> **Work instructions**
Where the data below has the string "habendam", return the whole line.

──────────

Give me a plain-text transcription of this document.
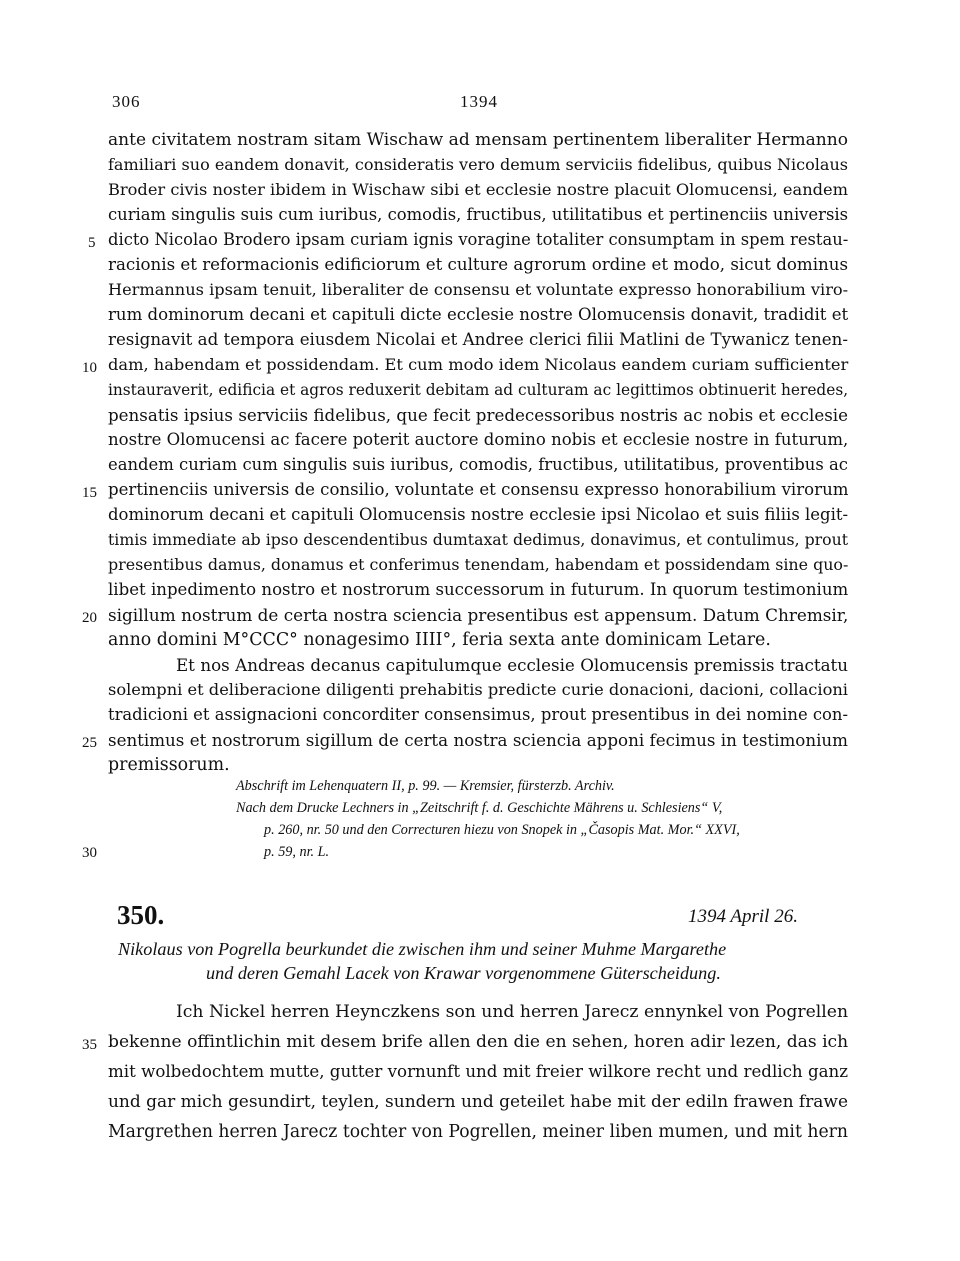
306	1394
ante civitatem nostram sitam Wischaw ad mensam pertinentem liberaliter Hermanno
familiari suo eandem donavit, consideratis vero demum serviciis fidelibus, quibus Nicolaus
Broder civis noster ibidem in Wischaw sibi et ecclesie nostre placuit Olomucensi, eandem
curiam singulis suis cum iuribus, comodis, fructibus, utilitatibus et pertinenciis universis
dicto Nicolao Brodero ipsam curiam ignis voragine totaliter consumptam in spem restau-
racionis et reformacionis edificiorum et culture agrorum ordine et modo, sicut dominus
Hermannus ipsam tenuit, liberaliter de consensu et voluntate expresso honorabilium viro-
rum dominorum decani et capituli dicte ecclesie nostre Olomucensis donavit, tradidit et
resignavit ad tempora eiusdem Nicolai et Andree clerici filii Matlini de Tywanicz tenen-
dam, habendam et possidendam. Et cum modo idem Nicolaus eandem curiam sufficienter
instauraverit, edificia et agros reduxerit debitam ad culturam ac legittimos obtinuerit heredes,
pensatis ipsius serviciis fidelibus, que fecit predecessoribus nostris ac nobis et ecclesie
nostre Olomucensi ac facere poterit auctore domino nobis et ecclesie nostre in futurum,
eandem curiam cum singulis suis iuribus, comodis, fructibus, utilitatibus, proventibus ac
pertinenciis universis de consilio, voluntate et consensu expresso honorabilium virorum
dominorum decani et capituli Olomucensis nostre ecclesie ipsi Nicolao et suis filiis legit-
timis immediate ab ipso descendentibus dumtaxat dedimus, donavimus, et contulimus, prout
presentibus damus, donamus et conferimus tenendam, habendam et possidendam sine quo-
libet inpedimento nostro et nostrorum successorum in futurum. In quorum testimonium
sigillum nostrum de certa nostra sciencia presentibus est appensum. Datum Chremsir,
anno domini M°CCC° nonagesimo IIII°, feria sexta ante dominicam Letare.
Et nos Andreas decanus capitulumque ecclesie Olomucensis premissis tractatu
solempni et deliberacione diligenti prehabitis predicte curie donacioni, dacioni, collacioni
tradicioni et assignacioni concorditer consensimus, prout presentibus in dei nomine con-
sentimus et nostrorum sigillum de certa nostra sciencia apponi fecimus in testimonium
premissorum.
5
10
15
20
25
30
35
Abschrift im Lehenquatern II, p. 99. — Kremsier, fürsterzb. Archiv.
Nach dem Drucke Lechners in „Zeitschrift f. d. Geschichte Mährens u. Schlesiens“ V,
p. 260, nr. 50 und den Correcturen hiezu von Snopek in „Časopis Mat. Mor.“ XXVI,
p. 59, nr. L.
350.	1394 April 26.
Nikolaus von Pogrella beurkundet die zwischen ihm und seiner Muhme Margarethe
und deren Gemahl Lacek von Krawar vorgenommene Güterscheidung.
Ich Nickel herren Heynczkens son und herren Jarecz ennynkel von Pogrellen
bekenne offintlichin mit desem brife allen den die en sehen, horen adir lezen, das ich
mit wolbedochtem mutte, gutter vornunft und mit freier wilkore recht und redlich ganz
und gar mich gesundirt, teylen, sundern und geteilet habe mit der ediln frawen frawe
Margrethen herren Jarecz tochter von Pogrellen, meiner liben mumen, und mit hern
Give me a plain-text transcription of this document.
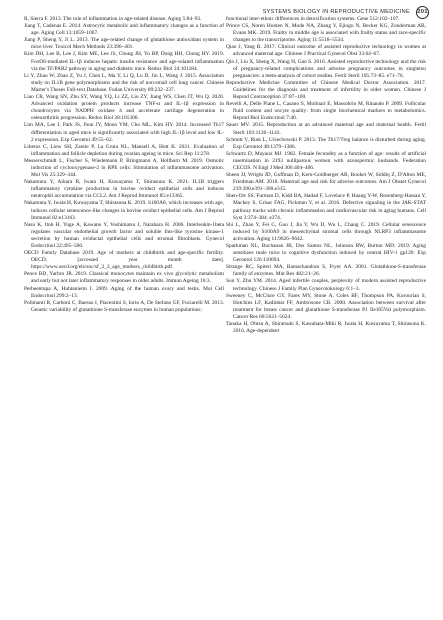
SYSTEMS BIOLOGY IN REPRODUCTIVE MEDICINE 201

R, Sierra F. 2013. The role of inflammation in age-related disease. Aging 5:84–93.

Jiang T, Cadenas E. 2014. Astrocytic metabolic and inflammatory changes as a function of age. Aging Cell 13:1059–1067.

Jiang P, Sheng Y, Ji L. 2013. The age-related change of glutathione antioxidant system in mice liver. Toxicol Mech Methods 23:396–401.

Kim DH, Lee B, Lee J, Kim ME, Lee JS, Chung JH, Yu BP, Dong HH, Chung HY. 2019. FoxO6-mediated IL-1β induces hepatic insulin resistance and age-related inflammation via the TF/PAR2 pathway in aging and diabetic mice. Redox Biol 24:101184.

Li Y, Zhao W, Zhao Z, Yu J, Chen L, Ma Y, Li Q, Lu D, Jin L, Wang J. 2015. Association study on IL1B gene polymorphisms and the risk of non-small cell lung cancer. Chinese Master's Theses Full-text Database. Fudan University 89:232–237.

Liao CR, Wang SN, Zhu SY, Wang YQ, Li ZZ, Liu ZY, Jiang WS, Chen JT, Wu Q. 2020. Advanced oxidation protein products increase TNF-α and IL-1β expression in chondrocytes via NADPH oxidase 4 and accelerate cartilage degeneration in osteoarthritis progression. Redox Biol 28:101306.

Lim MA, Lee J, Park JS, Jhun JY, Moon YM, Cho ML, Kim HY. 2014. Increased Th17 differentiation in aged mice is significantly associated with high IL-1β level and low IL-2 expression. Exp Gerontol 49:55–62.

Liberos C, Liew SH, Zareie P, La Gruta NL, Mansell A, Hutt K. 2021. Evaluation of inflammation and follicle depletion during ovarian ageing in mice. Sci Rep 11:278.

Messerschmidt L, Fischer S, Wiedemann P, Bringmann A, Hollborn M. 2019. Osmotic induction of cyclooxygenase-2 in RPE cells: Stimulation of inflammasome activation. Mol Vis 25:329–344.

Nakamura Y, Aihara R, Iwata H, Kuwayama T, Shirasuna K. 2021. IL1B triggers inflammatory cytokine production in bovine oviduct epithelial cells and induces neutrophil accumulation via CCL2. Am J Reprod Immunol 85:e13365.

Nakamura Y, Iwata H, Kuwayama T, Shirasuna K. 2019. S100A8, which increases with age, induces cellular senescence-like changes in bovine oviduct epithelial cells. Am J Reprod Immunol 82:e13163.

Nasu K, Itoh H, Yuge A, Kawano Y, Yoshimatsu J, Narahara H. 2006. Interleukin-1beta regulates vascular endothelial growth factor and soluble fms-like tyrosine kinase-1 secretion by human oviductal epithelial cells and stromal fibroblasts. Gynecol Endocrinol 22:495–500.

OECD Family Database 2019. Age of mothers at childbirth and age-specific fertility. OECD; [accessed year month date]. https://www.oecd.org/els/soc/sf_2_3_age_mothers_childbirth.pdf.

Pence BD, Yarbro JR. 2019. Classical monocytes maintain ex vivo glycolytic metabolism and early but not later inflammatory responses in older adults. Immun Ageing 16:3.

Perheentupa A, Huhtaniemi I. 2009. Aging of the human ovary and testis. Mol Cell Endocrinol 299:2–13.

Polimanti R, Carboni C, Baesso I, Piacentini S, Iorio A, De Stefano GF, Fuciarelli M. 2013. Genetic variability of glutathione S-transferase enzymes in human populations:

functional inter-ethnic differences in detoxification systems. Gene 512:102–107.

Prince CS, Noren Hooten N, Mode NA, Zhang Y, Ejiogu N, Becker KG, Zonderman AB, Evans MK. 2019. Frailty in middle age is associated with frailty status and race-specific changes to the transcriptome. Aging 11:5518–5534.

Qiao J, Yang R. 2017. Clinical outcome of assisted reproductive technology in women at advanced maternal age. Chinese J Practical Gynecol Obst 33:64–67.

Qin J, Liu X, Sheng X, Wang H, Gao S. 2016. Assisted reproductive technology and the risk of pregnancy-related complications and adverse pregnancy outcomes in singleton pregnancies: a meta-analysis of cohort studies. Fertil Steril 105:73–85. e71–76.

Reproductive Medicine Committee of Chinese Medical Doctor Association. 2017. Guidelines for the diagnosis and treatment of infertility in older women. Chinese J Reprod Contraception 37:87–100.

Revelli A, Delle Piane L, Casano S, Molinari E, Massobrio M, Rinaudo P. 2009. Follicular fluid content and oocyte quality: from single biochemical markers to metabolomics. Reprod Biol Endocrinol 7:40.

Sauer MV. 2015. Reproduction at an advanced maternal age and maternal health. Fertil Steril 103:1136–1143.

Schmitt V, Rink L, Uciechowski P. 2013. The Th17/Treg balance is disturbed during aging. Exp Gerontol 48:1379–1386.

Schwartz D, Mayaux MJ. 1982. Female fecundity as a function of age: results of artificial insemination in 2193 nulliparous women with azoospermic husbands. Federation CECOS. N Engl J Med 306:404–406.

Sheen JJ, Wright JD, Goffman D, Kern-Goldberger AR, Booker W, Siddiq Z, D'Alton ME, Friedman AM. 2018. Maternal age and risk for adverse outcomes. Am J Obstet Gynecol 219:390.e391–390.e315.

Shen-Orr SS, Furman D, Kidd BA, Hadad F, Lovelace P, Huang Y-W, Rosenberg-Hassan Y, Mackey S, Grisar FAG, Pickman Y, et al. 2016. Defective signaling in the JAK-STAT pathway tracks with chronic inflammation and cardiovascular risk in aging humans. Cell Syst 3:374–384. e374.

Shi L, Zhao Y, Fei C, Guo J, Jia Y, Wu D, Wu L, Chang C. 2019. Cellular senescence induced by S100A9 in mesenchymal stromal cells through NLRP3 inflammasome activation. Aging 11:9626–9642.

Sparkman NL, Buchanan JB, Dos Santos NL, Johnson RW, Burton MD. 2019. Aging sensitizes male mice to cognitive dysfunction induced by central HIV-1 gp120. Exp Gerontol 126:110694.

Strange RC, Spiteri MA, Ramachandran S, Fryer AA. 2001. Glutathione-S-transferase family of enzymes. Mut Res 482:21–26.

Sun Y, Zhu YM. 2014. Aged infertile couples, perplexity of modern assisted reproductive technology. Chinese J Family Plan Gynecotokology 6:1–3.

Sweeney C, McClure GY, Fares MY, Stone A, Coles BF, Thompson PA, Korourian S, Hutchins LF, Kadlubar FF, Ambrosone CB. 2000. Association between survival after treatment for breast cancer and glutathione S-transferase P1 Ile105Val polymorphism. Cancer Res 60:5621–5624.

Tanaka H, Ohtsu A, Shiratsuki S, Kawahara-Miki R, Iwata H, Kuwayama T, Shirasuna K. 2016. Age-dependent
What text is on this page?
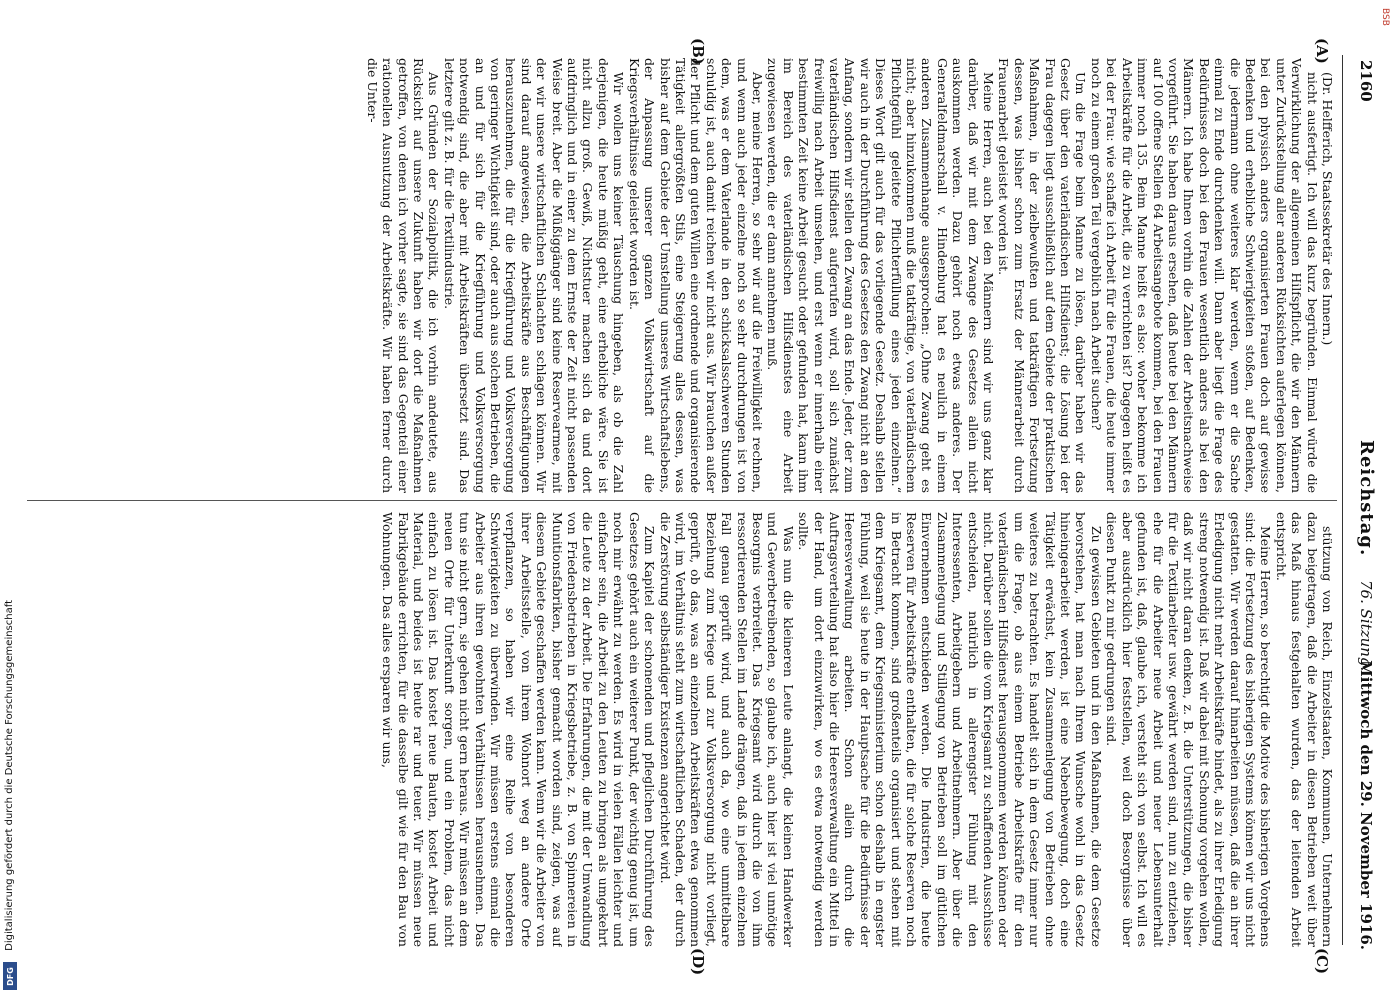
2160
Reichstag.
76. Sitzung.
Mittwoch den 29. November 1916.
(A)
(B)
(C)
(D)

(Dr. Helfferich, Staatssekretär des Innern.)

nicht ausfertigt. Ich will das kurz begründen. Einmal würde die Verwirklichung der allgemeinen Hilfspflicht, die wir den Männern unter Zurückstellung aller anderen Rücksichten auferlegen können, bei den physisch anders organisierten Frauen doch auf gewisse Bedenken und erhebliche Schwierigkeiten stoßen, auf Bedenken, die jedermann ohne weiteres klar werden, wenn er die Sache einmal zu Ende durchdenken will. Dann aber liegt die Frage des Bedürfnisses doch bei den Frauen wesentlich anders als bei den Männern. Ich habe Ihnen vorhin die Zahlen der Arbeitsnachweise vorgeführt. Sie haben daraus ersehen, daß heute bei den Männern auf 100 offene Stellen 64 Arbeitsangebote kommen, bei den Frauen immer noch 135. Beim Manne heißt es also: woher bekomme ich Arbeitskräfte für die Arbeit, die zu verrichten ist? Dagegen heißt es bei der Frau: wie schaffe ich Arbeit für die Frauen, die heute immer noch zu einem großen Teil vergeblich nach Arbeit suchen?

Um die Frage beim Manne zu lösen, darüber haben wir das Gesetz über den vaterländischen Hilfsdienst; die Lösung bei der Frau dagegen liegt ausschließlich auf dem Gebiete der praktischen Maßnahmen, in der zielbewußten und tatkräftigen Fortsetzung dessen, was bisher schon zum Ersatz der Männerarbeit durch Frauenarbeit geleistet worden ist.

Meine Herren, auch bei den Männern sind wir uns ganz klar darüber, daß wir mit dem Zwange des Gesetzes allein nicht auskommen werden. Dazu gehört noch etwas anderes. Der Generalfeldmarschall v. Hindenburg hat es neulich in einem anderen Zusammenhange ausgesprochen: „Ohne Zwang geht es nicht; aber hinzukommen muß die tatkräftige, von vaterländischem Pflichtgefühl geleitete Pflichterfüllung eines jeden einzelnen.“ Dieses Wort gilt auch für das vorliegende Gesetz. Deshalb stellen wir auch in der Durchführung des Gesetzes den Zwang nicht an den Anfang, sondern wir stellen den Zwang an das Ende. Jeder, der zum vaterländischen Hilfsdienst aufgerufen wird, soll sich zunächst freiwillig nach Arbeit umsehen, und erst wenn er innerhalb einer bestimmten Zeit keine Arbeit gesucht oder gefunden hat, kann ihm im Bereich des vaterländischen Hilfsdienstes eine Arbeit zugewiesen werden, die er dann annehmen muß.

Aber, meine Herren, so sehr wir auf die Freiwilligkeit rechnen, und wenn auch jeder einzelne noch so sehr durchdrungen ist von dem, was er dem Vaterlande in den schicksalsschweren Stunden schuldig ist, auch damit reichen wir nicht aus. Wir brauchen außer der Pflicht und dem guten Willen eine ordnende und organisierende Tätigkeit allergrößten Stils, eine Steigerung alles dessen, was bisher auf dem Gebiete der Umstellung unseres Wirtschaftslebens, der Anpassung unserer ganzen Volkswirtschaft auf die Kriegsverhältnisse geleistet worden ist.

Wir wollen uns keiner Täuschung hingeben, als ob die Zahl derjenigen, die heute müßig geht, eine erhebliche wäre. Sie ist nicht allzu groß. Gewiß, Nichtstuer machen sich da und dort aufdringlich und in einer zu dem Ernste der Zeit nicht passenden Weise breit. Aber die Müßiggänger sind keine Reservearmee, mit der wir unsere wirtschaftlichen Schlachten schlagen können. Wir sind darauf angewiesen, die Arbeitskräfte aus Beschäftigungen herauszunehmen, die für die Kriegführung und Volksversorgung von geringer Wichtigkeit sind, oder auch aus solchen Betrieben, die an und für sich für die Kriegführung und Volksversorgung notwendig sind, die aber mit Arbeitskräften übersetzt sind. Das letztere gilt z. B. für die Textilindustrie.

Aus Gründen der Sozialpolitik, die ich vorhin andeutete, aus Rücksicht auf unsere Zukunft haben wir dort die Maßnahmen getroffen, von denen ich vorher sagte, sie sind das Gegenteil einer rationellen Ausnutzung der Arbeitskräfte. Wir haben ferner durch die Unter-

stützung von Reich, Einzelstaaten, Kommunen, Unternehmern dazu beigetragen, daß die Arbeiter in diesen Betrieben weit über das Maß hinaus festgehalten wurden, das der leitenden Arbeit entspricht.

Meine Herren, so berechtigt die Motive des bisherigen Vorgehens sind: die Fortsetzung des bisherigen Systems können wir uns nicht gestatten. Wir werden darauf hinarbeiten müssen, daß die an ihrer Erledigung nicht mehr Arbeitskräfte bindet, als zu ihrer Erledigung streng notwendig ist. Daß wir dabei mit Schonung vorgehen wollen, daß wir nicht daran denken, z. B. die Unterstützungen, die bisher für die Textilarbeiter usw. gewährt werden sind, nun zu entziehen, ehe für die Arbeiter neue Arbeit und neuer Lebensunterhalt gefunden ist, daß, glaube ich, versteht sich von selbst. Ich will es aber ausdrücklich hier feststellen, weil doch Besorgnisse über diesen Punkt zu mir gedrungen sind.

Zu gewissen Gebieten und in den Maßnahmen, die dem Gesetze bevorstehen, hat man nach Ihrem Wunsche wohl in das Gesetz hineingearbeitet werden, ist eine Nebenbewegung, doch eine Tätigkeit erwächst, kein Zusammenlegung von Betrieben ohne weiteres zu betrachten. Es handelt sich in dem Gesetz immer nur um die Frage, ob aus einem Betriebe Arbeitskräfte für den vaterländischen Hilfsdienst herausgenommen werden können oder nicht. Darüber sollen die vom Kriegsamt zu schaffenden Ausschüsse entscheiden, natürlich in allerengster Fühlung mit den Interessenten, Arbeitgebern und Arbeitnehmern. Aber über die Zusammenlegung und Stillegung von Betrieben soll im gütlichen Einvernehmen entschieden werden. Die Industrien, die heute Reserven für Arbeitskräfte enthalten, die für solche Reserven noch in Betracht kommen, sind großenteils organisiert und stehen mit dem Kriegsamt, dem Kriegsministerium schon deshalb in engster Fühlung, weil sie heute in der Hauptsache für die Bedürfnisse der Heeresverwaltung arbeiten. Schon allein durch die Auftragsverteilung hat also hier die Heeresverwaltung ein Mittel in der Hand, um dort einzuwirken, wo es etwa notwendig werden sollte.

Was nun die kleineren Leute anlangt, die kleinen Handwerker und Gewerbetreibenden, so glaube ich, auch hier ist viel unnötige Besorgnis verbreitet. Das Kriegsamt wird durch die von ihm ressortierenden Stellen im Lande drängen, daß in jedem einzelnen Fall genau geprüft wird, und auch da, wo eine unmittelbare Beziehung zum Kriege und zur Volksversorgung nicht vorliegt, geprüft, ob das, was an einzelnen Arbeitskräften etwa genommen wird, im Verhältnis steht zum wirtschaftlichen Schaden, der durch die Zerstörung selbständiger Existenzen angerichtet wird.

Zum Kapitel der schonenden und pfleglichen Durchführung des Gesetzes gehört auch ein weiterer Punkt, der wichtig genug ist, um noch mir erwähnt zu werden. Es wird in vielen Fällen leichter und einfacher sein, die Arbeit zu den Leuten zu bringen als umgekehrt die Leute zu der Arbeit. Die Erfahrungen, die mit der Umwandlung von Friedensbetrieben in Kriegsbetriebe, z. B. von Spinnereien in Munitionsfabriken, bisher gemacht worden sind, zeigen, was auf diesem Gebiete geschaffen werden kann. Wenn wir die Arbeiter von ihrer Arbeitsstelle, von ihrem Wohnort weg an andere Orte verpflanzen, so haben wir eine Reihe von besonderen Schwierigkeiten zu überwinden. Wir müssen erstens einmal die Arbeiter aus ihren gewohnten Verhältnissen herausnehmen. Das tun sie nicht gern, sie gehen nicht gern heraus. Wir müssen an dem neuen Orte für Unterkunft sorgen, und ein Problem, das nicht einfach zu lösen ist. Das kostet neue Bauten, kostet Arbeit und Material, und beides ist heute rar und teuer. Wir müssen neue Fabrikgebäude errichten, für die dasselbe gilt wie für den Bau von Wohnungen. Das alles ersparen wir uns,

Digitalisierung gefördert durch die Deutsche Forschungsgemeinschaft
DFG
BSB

──────────

> **Response below**
dam, habendam et possidendam. Et cum modo idem Nicolaus eandem curiam sufficienter
presentibus damus, donamus et conferimus tenendam, habendam et possidendam sine quo-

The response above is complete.